START Data
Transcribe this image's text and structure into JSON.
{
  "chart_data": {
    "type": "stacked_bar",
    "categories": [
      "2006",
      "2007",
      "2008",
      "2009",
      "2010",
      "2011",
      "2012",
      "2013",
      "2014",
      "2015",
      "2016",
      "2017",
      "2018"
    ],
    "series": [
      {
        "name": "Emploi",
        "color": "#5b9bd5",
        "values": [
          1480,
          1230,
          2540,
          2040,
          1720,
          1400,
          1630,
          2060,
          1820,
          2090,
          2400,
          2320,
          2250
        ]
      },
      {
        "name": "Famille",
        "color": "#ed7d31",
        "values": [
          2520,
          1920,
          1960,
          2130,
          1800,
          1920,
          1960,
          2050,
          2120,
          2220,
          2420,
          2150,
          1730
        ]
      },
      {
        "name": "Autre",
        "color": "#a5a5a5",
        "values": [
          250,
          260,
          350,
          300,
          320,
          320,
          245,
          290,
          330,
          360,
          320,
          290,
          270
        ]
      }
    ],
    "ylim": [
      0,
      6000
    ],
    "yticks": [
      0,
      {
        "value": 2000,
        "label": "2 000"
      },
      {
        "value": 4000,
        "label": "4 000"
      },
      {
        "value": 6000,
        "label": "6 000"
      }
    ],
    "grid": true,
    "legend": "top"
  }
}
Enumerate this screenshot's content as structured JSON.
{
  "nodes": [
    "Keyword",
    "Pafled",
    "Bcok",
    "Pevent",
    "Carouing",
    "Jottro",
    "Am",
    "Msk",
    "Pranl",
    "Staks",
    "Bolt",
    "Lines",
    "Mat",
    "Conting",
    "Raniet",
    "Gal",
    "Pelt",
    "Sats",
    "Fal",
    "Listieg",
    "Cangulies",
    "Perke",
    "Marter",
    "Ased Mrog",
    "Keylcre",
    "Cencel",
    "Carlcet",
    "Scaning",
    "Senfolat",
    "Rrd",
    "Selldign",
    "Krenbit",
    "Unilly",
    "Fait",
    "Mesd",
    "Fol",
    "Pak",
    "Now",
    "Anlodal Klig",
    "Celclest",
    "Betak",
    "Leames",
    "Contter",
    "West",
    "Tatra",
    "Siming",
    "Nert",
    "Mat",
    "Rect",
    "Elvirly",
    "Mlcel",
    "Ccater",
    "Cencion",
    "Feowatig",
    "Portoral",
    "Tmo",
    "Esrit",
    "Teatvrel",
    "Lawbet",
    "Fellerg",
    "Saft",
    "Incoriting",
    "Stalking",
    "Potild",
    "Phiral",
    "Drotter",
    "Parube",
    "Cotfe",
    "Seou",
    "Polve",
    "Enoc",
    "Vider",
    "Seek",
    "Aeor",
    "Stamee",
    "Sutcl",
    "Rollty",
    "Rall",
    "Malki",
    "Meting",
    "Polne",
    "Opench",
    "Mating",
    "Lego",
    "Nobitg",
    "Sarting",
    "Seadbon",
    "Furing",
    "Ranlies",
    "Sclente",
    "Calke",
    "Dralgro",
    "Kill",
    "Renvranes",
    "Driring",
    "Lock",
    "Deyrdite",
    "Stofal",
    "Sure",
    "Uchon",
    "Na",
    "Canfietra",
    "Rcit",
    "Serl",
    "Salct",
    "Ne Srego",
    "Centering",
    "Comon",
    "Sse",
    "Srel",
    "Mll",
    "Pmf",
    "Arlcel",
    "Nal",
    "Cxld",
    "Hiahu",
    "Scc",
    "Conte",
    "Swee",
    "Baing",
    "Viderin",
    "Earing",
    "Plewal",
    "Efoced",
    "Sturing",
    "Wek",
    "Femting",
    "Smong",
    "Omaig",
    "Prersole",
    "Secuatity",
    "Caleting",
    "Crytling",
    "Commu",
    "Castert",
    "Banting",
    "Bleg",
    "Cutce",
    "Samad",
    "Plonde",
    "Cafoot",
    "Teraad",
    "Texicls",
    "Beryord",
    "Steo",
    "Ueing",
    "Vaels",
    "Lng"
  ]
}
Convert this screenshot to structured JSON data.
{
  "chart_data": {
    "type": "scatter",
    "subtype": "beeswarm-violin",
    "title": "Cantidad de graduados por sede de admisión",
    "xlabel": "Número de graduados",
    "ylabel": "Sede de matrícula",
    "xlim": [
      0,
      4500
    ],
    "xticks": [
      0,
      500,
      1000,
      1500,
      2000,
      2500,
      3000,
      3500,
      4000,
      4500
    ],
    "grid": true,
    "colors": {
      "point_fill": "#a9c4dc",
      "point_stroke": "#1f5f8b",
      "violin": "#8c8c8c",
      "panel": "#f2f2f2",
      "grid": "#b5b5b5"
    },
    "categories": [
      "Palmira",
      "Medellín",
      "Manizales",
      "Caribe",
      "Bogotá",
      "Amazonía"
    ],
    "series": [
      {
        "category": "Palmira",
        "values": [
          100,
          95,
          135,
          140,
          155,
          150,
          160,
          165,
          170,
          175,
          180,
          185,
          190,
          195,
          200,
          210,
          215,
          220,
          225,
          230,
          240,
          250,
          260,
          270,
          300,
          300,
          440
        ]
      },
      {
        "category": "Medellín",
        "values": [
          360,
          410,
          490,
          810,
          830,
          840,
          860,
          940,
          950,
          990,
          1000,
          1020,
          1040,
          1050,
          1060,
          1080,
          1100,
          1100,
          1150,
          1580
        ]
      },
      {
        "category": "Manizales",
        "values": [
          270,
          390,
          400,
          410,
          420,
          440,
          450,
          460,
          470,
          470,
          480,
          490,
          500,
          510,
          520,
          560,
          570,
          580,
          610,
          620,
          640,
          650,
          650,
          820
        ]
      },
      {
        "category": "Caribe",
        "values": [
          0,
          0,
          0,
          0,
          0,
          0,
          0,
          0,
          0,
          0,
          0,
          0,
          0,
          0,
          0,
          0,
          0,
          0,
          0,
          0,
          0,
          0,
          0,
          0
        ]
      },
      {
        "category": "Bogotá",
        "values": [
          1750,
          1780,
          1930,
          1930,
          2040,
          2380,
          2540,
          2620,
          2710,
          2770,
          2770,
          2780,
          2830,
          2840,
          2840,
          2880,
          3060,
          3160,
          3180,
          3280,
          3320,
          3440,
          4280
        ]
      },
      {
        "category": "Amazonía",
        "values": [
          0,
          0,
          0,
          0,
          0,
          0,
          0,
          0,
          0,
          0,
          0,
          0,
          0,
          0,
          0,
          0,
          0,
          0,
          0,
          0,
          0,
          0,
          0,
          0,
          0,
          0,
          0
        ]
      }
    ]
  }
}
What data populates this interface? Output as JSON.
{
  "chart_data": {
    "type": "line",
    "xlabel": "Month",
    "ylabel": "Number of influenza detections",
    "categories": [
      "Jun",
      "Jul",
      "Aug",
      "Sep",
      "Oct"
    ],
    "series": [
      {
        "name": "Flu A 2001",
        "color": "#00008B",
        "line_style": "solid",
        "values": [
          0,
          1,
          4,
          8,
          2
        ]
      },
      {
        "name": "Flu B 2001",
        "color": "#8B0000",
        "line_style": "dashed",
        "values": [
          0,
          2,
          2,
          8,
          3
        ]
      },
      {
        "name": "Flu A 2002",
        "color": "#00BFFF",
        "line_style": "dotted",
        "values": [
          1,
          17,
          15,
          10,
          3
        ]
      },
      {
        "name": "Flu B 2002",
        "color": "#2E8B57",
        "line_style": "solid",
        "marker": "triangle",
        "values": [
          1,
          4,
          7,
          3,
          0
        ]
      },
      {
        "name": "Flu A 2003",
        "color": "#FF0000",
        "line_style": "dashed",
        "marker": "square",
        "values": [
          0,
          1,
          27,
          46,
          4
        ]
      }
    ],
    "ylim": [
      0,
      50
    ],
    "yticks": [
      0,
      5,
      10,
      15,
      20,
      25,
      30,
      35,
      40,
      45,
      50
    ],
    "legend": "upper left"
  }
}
END Data
> Work instructions
All entries shown above should be printed again exactly.

> The solution
Transcribe this image's text and structure into JSON.
{
  "chart_data": {
    "type": "stacked_bar",
    "categories": [
      "2006",
      "2007",
      "2008",
      "2009",
      "2010",
      "2011",
      "2012",
      "2013",
      "2014",
      "2015",
      "2016",
      "2017",
      "2018"
    ],
    "series": [
      {
        "name": "Emploi",
        "color": "#5b9bd5",
        "values": [
          1480,
          1230,
          2540,
          2040,
          1720,
          1400,
          1630,
          2060,
          1820,
          2090,
          2400,
          2320,
          2250
        ]
      },
      {
        "name": "Famille",
        "color": "#ed7d31",
        "values": [
          2520,
          1920,
          1960,
          2130,
          1800,
          1920,
          1960,
          2050,
          2120,
          2220,
          2420,
          2150,
          1730
        ]
      },
      {
        "name": "Autre",
        "color": "#a5a5a5",
        "values": [
          250,
          260,
          350,
          300,
          320,
          320,
          245,
          290,
          330,
          360,
          320,
          290,
          270
        ]
      }
    ],
    "ylim": [
      0,
      6000
    ],
    "yticks": [
      0,
      {
        "value": 2000,
        "label": "2 000"
      },
      {
        "value": 4000,
        "label": "4 000"
      },
      {
        "value": 6000,
        "label": "6 000"
      }
    ],
    "grid": true,
    "legend": "top"
  }
}
Enumerate this screenshot's content as structured JSON.
{
  "nodes": [
    "Keyword",
    "Pafled",
    "Bcok",
    "Pevent",
    "Carouing",
    "Jottro",
    "Am",
    "Msk",
    "Pranl",
    "Staks",
    "Bolt",
    "Lines",
    "Mat",
    "Conting",
    "Raniet",
    "Gal",
    "Pelt",
    "Sats",
    "Fal",
    "Listieg",
    "Cangulies",
    "Perke",
    "Marter",
    "Ased Mrog",
    "Keylcre",
    "Cencel",
    "Carlcet",
    "Scaning",
    "Senfolat",
    "Rrd",
    "Selldign",
    "Krenbit",
    "Unilly",
    "Fait",
    "Mesd",
    "Fol",
    "Pak",
    "Now",
    "Anlodal Klig",
    "Celclest",
    "Betak",
    "Leames",
    "Contter",
    "West",
    "Tatra",
    "Siming",
    "Nert",
    "Mat",
    "Rect",
    "Elvirly",
    "Mlcel",
    "Ccater",
    "Cencion",
    "Feowatig",
    "Portoral",
    "Tmo",
    "Esrit",
    "Teatvrel",
    "Lawbet",
    "Fellerg",
    "Saft",
    "Incoriting",
    "Stalking",
    "Potild",
    "Phiral",
    "Drotter",
    "Parube",
    "Cotfe",
    "Seou",
    "Polve",
    "Enoc",
    "Vider",
    "Seek",
    "Aeor",
    "Stamee",
    "Sutcl",
    "Rollty",
    "Rall",
    "Malki",
    "Meting",
    "Polne",
    "Opench",
    "Mating",
    "Lego",
    "Nobitg",
    "Sarting",
    "Seadbon",
    "Furing",
    "Ranlies",
    "Sclente",
    "Calke",
    "Dralgro",
    "Kill",
    "Renvranes",
    "Driring",
    "Lock",
    "Deyrdite",
    "Stofal",
    "Sure",
    "Uchon",
    "Na",
    "Canfietra",
    "Rcit",
    "Serl",
    "Salct",
    "Ne Srego",
    "Centering",
    "Comon",
    "Sse",
    "Srel",
    "Mll",
    "Pmf",
    "Arlcel",
    "Nal",
    "Cxld",
    "Hiahu",
    "Scc",
    "Conte",
    "Swee",
    "Baing",
    "Viderin",
    "Earing",
    "Plewal",
    "Efoced",
    "Sturing",
    "Wek",
    "Femting",
    "Smong",
    "Omaig",
    "Prersole",
    "Secuatity",
    "Caleting",
    "Crytling",
    "Commu",
    "Castert",
    "Banting",
    "Bleg",
    "Cutce",
    "Samad",
    "Plonde",
    "Cafoot",
    "Teraad",
    "Texicls",
    "Beryord",
    "Steo",
    "Ueing",
    "Vaels",
    "Lng"
  ]
}
Convert this screenshot to structured JSON data.
{
  "chart_data": {
    "type": "scatter",
    "subtype": "beeswarm-violin",
    "title": "Cantidad de graduados por sede de admisión",
    "xlabel": "Número de graduados",
    "ylabel": "Sede de matrícula",
    "xlim": [
      0,
      4500
    ],
    "xticks": [
      0,
      500,
      1000,
      1500,
      2000,
      2500,
      3000,
      3500,
      4000,
      4500
    ],
    "grid": true,
    "colors": {
      "point_fill": "#a9c4dc",
      "point_stroke": "#1f5f8b",
      "violin": "#8c8c8c",
      "panel": "#f2f2f2",
      "grid": "#b5b5b5"
    },
    "categories": [
      "Palmira",
      "Medellín",
      "Manizales",
      "Caribe",
      "Bogotá",
      "Amazonía"
    ],
    "series": [
      {
        "category": "Palmira",
        "values": [
          100,
          95,
          135,
          140,
          155,
          150,
          160,
          165,
          170,
          175,
          180,
          185,
          190,
          195,
          200,
          210,
          215,
          220,
          225,
          230,
          240,
          250,
          260,
          270,
          300,
          300,
          440
        ]
      },
      {
        "category": "Medellín",
        "values": [
          360,
          410,
          490,
          810,
          830,
          840,
          860,
          940,
          950,
          990,
          1000,
          1020,
          1040,
          1050,
          1060,
          1080,
          1100,
          1100,
          1150,
          1580
        ]
      },
      {
        "category": "Manizales",
        "values": [
          270,
          390,
          400,
          410,
          420,
          440,
          450,
          460,
          470,
          470,
          480,
          490,
          500,
          510,
          520,
          560,
          570,
          580,
          610,
          620,
          640,
          650,
          650,
          820
        ]
      },
      {
        "category": "Caribe",
        "values": [
          0,
          0,
          0,
          0,
          0,
          0,
          0,
          0,
          0,
          0,
          0,
          0,
          0,
          0,
          0,
          0,
          0,
          0,
          0,
          0,
          0,
          0,
          0,
          0
        ]
      },
      {
        "category": "Bogotá",
        "values": [
          1750,
          1780,
          1930,
          1930,
          2040,
          2380,
          2540,
          2620,
          2710,
          2770,
          2770,
          2780,
          2830,
          2840,
          2840,
          2880,
          3060,
          3160,
          3180,
          3280,
          3320,
          3440,
          4280
        ]
      },
      {
        "category": "Amazonía",
        "values": [
          0,
          0,
          0,
          0,
          0,
          0,
          0,
          0,
          0,
          0,
          0,
          0,
          0,
          0,
          0,
          0,
          0,
          0,
          0,
          0,
          0,
          0,
          0,
          0,
          0,
          0,
          0
        ]
      }
    ]
  }
}
What data populates this interface? Output as JSON.
{
  "chart_data": {
    "type": "line",
    "xlabel": "Month",
    "ylabel": "Number of influenza detections",
    "categories": [
      "Jun",
      "Jul",
      "Aug",
      "Sep",
      "Oct"
    ],
    "series": [
      {
        "name": "Flu A 2001",
        "color": "#00008B",
        "line_style": "solid",
        "values": [
          0,
          1,
          4,
          8,
          2
        ]
      },
      {
        "name": "Flu B 2001",
        "color": "#8B0000",
        "line_style": "dashed",
        "values": [
          0,
          2,
          2,
          8,
          3
        ]
      },
      {
        "name": "Flu A 2002",
        "color": "#00BFFF",
        "line_style": "dotted",
        "values": [
          1,
          17,
          15,
          10,
          3
        ]
      },
      {
        "name": "Flu B 2002",
        "color": "#2E8B57",
        "line_style": "solid",
        "marker": "triangle",
        "values": [
          1,
          4,
          7,
          3,
          0
        ]
      },
      {
        "name": "Flu A 2003",
        "color": "#FF0000",
        "line_style": "dashed",
        "marker": "square",
        "values": [
          0,
          1,
          27,
          46,
          4
        ]
      }
    ],
    "ylim": [
      0,
      50
    ],
    "yticks": [
      0,
      5,
      10,
      15,
      20,
      25,
      30,
      35,
      40,
      45,
      50
    ],
    "legend": "upper left"
  }
}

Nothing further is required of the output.